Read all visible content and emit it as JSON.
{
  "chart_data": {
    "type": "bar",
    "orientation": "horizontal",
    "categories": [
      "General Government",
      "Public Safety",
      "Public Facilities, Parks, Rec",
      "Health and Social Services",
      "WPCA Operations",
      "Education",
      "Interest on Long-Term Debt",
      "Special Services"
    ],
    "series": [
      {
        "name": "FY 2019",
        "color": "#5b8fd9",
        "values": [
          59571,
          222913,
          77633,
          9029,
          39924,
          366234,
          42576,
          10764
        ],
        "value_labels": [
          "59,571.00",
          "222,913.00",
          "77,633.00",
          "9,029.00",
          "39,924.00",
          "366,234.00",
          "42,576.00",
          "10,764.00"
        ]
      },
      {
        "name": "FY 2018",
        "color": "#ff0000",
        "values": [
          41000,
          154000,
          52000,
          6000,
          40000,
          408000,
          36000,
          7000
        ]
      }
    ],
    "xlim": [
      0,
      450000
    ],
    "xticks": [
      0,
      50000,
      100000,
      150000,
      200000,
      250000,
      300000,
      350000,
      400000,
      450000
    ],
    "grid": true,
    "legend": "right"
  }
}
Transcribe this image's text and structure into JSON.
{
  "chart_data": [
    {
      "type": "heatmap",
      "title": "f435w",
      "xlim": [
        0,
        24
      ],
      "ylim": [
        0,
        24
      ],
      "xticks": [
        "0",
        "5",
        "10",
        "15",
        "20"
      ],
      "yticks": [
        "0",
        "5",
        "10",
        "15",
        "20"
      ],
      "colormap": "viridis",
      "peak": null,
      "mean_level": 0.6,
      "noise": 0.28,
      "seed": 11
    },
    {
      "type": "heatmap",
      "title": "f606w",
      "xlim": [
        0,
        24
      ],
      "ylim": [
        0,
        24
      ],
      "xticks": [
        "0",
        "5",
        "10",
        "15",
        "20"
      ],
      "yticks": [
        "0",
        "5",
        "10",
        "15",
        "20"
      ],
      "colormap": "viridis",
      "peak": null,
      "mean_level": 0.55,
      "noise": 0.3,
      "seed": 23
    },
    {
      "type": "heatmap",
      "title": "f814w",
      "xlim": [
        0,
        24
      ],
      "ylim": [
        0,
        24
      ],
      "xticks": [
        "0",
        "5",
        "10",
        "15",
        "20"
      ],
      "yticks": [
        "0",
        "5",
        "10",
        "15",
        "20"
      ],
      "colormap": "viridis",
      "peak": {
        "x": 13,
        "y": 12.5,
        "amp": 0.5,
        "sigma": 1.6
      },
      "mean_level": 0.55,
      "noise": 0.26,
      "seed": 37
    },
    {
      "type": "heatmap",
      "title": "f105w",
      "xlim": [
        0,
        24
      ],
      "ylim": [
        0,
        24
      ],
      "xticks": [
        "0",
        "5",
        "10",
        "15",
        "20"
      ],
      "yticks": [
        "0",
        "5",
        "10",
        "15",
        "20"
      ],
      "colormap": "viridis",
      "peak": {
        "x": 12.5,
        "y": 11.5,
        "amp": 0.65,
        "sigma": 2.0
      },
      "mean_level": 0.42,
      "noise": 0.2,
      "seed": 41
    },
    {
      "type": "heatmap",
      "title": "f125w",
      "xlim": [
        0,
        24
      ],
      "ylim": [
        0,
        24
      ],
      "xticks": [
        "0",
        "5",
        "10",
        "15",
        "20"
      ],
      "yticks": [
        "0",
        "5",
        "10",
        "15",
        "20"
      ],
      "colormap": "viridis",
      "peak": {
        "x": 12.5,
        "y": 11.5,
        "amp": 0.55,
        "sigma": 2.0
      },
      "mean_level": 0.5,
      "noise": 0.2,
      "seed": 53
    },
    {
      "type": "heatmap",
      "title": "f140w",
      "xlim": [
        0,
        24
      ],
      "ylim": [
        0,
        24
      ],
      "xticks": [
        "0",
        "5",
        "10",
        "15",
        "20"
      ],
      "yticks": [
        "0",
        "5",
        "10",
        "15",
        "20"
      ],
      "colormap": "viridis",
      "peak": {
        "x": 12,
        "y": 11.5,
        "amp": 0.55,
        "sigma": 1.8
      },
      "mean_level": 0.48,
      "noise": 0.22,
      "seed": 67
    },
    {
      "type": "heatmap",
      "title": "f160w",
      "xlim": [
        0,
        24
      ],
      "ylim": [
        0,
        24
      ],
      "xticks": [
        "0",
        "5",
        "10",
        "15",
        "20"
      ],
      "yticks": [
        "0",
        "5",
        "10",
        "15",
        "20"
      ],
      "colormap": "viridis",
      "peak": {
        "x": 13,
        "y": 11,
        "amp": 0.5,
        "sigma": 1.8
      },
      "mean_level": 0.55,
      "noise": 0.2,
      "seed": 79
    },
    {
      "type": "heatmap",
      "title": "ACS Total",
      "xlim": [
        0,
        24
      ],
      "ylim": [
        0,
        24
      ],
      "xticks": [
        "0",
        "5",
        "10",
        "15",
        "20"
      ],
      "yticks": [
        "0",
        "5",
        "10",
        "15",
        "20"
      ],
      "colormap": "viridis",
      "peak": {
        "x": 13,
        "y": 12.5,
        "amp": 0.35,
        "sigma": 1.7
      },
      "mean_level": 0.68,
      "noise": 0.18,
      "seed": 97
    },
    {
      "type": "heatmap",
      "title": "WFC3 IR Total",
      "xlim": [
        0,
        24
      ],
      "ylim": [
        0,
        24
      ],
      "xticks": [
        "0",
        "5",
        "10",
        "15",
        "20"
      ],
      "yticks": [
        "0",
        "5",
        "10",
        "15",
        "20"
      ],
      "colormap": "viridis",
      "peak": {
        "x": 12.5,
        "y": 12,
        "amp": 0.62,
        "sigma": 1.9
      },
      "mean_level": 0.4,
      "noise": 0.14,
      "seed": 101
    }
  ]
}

WHAT TO WORK ON: Look above for lines with the word "seed" and copy them all.

THE OUTPUT:
      "seed": 11
      "seed": 23
      "seed": 37
      "seed": 41
      "seed": 53
      "seed": 67
      "seed": 79
      "seed": 97
      "seed": 101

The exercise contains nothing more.